▶ **Set problem**
Every line that holds the string "不限組別" is to be identified and copied.

▶ **Extracted records**
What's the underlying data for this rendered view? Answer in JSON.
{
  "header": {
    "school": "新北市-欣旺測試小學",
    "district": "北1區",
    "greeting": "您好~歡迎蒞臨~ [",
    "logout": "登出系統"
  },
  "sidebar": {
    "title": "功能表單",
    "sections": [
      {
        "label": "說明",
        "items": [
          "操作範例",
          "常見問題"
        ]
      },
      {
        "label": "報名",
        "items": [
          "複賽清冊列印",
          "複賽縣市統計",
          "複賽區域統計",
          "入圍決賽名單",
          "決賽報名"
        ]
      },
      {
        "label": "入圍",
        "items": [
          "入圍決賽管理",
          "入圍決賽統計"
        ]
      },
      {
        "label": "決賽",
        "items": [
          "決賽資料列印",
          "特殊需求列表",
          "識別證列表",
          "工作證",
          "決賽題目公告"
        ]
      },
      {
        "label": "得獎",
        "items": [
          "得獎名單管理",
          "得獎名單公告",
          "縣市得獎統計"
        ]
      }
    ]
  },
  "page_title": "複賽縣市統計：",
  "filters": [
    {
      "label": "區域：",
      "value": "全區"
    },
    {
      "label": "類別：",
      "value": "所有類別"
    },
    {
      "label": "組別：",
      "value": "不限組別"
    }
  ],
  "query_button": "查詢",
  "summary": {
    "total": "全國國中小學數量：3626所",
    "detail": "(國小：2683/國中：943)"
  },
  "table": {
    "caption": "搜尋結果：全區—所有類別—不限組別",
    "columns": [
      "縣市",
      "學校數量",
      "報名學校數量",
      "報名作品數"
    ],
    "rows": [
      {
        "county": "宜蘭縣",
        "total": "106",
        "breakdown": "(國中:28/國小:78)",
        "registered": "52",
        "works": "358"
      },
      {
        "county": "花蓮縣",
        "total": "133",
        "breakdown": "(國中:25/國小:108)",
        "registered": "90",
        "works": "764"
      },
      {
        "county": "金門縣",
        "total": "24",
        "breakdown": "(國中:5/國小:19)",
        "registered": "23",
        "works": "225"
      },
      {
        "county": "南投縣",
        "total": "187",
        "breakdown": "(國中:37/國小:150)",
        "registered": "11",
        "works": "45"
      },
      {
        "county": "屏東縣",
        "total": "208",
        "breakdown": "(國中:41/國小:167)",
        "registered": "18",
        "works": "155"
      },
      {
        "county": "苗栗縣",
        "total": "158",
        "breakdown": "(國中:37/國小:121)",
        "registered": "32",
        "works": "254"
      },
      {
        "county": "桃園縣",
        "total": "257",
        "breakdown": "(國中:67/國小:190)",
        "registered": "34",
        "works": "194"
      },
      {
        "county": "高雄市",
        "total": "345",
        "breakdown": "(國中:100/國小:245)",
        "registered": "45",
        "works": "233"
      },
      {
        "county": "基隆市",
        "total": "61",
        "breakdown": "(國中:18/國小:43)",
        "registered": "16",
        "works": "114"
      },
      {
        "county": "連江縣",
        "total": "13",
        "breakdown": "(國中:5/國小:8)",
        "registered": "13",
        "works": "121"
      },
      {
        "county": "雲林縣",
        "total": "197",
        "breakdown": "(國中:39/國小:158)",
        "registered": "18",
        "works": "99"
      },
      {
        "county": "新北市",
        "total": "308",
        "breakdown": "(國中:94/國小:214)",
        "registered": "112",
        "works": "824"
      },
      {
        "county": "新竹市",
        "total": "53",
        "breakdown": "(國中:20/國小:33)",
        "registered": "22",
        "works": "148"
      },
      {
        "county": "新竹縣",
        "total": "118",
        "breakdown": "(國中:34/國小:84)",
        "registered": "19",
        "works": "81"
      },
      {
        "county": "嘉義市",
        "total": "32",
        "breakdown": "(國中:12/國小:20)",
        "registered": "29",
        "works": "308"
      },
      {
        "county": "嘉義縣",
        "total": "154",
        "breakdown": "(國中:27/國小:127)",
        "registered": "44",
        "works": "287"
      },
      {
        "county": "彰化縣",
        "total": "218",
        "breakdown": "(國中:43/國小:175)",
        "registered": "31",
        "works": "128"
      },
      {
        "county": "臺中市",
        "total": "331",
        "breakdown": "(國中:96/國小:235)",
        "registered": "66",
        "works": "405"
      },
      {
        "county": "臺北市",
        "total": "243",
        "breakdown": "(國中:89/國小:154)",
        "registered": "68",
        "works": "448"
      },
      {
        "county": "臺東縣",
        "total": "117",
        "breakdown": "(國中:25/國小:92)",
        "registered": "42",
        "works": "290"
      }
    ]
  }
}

▶ **Answer in full**
      "value": "不限組別"
    "caption": "搜尋結果：全區—所有類別—不限組別",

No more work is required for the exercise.